[Dataset entries]
******

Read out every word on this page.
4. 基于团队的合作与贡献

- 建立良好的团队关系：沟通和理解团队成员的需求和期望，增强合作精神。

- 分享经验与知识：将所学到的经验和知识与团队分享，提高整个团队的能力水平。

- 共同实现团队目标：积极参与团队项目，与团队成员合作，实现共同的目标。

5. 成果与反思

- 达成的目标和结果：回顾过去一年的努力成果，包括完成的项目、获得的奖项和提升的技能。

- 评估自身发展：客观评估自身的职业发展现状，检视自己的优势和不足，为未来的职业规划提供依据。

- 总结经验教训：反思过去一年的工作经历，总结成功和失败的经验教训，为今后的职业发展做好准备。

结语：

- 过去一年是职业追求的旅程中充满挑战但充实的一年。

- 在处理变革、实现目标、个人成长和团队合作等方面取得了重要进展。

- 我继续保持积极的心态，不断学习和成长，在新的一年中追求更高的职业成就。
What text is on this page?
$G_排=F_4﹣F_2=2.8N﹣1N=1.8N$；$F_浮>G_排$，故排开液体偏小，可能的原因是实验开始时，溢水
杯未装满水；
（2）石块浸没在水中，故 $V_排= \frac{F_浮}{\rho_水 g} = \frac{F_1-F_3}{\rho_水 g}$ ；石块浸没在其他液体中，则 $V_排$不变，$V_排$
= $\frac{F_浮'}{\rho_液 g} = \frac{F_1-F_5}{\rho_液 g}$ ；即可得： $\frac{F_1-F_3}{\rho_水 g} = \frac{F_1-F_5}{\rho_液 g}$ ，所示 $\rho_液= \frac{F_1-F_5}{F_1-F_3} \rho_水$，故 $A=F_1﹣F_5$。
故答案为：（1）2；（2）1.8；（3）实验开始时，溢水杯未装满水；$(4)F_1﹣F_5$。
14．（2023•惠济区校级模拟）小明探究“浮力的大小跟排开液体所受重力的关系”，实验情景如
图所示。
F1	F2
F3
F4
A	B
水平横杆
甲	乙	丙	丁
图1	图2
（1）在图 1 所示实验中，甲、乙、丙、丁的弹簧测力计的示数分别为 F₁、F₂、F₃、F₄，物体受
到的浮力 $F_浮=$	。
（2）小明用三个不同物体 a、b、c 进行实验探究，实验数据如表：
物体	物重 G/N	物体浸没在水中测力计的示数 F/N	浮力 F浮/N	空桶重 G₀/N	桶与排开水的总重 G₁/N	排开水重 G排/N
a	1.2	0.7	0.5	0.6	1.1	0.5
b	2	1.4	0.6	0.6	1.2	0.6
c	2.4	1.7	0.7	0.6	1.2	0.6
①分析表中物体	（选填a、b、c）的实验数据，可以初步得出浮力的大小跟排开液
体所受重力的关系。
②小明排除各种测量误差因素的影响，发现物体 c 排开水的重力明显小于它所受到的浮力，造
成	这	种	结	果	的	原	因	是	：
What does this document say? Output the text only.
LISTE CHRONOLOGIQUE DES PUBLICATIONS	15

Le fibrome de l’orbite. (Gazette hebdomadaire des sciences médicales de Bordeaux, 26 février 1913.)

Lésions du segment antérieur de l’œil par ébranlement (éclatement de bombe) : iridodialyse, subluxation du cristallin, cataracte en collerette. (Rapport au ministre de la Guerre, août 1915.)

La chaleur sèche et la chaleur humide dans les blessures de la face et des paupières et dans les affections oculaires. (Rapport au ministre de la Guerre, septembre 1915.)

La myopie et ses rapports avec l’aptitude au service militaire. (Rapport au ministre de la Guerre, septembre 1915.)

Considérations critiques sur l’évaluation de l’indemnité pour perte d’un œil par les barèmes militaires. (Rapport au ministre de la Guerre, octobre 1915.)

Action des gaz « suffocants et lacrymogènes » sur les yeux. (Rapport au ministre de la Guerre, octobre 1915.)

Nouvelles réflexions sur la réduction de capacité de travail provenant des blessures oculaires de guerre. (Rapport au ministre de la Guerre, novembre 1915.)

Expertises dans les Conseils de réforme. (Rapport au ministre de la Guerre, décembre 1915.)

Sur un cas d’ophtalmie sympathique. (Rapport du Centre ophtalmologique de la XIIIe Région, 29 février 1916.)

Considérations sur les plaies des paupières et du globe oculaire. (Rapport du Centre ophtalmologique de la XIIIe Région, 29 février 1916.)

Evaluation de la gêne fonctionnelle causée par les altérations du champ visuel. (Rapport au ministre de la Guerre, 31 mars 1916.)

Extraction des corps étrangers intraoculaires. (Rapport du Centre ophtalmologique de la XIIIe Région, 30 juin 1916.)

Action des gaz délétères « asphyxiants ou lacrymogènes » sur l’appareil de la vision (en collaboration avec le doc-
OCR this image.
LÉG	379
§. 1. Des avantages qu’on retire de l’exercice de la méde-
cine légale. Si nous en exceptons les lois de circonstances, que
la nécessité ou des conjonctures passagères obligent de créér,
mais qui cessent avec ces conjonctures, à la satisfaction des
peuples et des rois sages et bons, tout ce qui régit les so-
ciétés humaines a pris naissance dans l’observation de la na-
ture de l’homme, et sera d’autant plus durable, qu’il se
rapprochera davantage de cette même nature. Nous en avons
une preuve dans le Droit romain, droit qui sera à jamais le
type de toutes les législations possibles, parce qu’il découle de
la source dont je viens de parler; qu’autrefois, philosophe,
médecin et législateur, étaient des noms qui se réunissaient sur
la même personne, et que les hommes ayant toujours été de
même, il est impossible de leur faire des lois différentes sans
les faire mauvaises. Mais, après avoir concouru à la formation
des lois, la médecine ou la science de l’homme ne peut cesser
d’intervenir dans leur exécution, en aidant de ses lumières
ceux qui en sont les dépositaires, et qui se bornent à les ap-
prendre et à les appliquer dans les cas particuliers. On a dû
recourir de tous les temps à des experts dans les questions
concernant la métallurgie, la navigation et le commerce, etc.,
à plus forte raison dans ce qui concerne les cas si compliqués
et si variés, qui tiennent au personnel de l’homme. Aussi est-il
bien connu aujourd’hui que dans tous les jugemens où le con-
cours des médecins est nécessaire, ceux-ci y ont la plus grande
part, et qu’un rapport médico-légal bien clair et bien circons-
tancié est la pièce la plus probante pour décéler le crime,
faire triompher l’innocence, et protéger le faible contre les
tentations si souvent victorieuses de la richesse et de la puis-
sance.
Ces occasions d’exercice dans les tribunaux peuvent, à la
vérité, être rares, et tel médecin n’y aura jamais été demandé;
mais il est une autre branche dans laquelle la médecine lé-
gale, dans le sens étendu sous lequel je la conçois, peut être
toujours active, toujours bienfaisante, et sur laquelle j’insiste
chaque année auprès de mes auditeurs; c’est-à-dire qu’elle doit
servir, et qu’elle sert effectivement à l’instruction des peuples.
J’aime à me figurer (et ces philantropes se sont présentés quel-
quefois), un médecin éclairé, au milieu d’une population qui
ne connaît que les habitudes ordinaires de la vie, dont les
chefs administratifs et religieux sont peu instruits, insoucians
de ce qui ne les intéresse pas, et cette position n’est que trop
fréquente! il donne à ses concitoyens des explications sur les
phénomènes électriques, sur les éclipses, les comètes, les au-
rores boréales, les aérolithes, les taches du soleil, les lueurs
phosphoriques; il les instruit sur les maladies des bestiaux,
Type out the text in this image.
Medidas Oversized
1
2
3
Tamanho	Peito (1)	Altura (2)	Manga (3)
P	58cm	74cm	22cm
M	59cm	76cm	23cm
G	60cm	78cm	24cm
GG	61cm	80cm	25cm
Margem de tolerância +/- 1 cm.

******

● PROMPT: Copy out all of the data exactly, leaving nothing out.

● TASK SOLUTION:
Read out every word on this page.
4. 基于团队的合作与贡献

- 建立良好的团队关系：沟通和理解团队成员的需求和期望，增强合作精神。

- 分享经验与知识：将所学到的经验和知识与团队分享，提高整个团队的能力水平。

- 共同实现团队目标：积极参与团队项目，与团队成员合作，实现共同的目标。

5. 成果与反思

- 达成的目标和结果：回顾过去一年的努力成果，包括完成的项目、获得的奖项和提升的技能。

- 评估自身发展：客观评估自身的职业发展现状，检视自己的优势和不足，为未来的职业规划提供依据。

- 总结经验教训：反思过去一年的工作经历，总结成功和失败的经验教训，为今后的职业发展做好准备。

结语：

- 过去一年是职业追求的旅程中充满挑战但充实的一年。

- 在处理变革、实现目标、个人成长和团队合作等方面取得了重要进展。

- 我继续保持积极的心态，不断学习和成长，在新的一年中追求更高的职业成就。
What text is on this page?
$G_排=F_4﹣F_2=2.8N﹣1N=1.8N$；$F_浮>G_排$，故排开液体偏小，可能的原因是实验开始时，溢水
杯未装满水；
（2）石块浸没在水中，故 $V_排= \frac{F_浮}{\rho_水 g} = \frac{F_1-F_3}{\rho_水 g}$ ；石块浸没在其他液体中，则 $V_排$不变，$V_排$
= $\frac{F_浮'}{\rho_液 g} = \frac{F_1-F_5}{\rho_液 g}$ ；即可得： $\frac{F_1-F_3}{\rho_水 g} = \frac{F_1-F_5}{\rho_液 g}$ ，所示 $\rho_液= \frac{F_1-F_5}{F_1-F_3} \rho_水$，故 $A=F_1﹣F_5$。
故答案为：（1）2；（2）1.8；（3）实验开始时，溢水杯未装满水；$(4)F_1﹣F_5$。
14．（2023•惠济区校级模拟）小明探究“浮力的大小跟排开液体所受重力的关系”，实验情景如
图所示。
F1	F2
F3
F4
A	B
水平横杆
甲	乙	丙	丁
图1	图2
（1）在图 1 所示实验中，甲、乙、丙、丁的弹簧测力计的示数分别为 F₁、F₂、F₃、F₄，物体受
到的浮力 $F_浮=$	。
（2）小明用三个不同物体 a、b、c 进行实验探究，实验数据如表：
物体	物重 G/N	物体浸没在水中测力计的示数 F/N	浮力 F浮/N	空桶重 G₀/N	桶与排开水的总重 G₁/N	排开水重 G排/N
a	1.2	0.7	0.5	0.6	1.1	0.5
b	2	1.4	0.6	0.6	1.2	0.6
c	2.4	1.7	0.7	0.6	1.2	0.6
①分析表中物体	（选填a、b、c）的实验数据，可以初步得出浮力的大小跟排开液
体所受重力的关系。
②小明排除各种测量误差因素的影响，发现物体 c 排开水的重力明显小于它所受到的浮力，造
成	这	种	结	果	的	原	因	是	：
What does this document say? Output the text only.
LISTE CHRONOLOGIQUE DES PUBLICATIONS	15

Le fibrome de l’orbite. (Gazette hebdomadaire des sciences médicales de Bordeaux, 26 février 1913.)

Lésions du segment antérieur de l’œil par ébranlement (éclatement de bombe) : iridodialyse, subluxation du cristallin, cataracte en collerette. (Rapport au ministre de la Guerre, août 1915.)

La chaleur sèche et la chaleur humide dans les blessures de la face et des paupières et dans les affections oculaires. (Rapport au ministre de la Guerre, septembre 1915.)

La myopie et ses rapports avec l’aptitude au service militaire. (Rapport au ministre de la Guerre, septembre 1915.)

Considérations critiques sur l’évaluation de l’indemnité pour perte d’un œil par les barèmes militaires. (Rapport au ministre de la Guerre, octobre 1915.)

Action des gaz « suffocants et lacrymogènes » sur les yeux. (Rapport au ministre de la Guerre, octobre 1915.)

Nouvelles réflexions sur la réduction de capacité de travail provenant des blessures oculaires de guerre. (Rapport au ministre de la Guerre, novembre 1915.)

Expertises dans les Conseils de réforme. (Rapport au ministre de la Guerre, décembre 1915.)

Sur un cas d’ophtalmie sympathique. (Rapport du Centre ophtalmologique de la XIIIe Région, 29 février 1916.)

Considérations sur les plaies des paupières et du globe oculaire. (Rapport du Centre ophtalmologique de la XIIIe Région, 29 février 1916.)

Evaluation de la gêne fonctionnelle causée par les altérations du champ visuel. (Rapport au ministre de la Guerre, 31 mars 1916.)

Extraction des corps étrangers intraoculaires. (Rapport du Centre ophtalmologique de la XIIIe Région, 30 juin 1916.)

Action des gaz délétères « asphyxiants ou lacrymogènes » sur l’appareil de la vision (en collaboration avec le doc-
OCR this image.
LÉG	379
§. 1. Des avantages qu’on retire de l’exercice de la méde-
cine légale. Si nous en exceptons les lois de circonstances, que
la nécessité ou des conjonctures passagères obligent de créér,
mais qui cessent avec ces conjonctures, à la satisfaction des
peuples et des rois sages et bons, tout ce qui régit les so-
ciétés humaines a pris naissance dans l’observation de la na-
ture de l’homme, et sera d’autant plus durable, qu’il se
rapprochera davantage de cette même nature. Nous en avons
une preuve dans le Droit romain, droit qui sera à jamais le
type de toutes les législations possibles, parce qu’il découle de
la source dont je viens de parler; qu’autrefois, philosophe,
médecin et législateur, étaient des noms qui se réunissaient sur
la même personne, et que les hommes ayant toujours été de
même, il est impossible de leur faire des lois différentes sans
les faire mauvaises. Mais, après avoir concouru à la formation
des lois, la médecine ou la science de l’homme ne peut cesser
d’intervenir dans leur exécution, en aidant de ses lumières
ceux qui en sont les dépositaires, et qui se bornent à les ap-
prendre et à les appliquer dans les cas particuliers. On a dû
recourir de tous les temps à des experts dans les questions
concernant la métallurgie, la navigation et le commerce, etc.,
à plus forte raison dans ce qui concerne les cas si compliqués
et si variés, qui tiennent au personnel de l’homme. Aussi est-il
bien connu aujourd’hui que dans tous les jugemens où le con-
cours des médecins est nécessaire, ceux-ci y ont la plus grande
part, et qu’un rapport médico-légal bien clair et bien circons-
tancié est la pièce la plus probante pour décéler le crime,
faire triompher l’innocence, et protéger le faible contre les
tentations si souvent victorieuses de la richesse et de la puis-
sance.
Ces occasions d’exercice dans les tribunaux peuvent, à la
vérité, être rares, et tel médecin n’y aura jamais été demandé;
mais il est une autre branche dans laquelle la médecine lé-
gale, dans le sens étendu sous lequel je la conçois, peut être
toujours active, toujours bienfaisante, et sur laquelle j’insiste
chaque année auprès de mes auditeurs; c’est-à-dire qu’elle doit
servir, et qu’elle sert effectivement à l’instruction des peuples.
J’aime à me figurer (et ces philantropes se sont présentés quel-
quefois), un médecin éclairé, au milieu d’une population qui
ne connaît que les habitudes ordinaires de la vie, dont les
chefs administratifs et religieux sont peu instruits, insoucians
de ce qui ne les intéresse pas, et cette position n’est que trop
fréquente! il donne à ses concitoyens des explications sur les
phénomènes électriques, sur les éclipses, les comètes, les au-
rores boréales, les aérolithes, les taches du soleil, les lueurs
phosphoriques; il les instruit sur les maladies des bestiaux,
Type out the text in this image.
Medidas Oversized
1
2
3
Tamanho	Peito (1)	Altura (2)	Manga (3)
P	58cm	74cm	22cm
M	59cm	76cm	23cm
G	60cm	78cm	24cm
GG	61cm	80cm	25cm
Margem de tolerância +/- 1 cm.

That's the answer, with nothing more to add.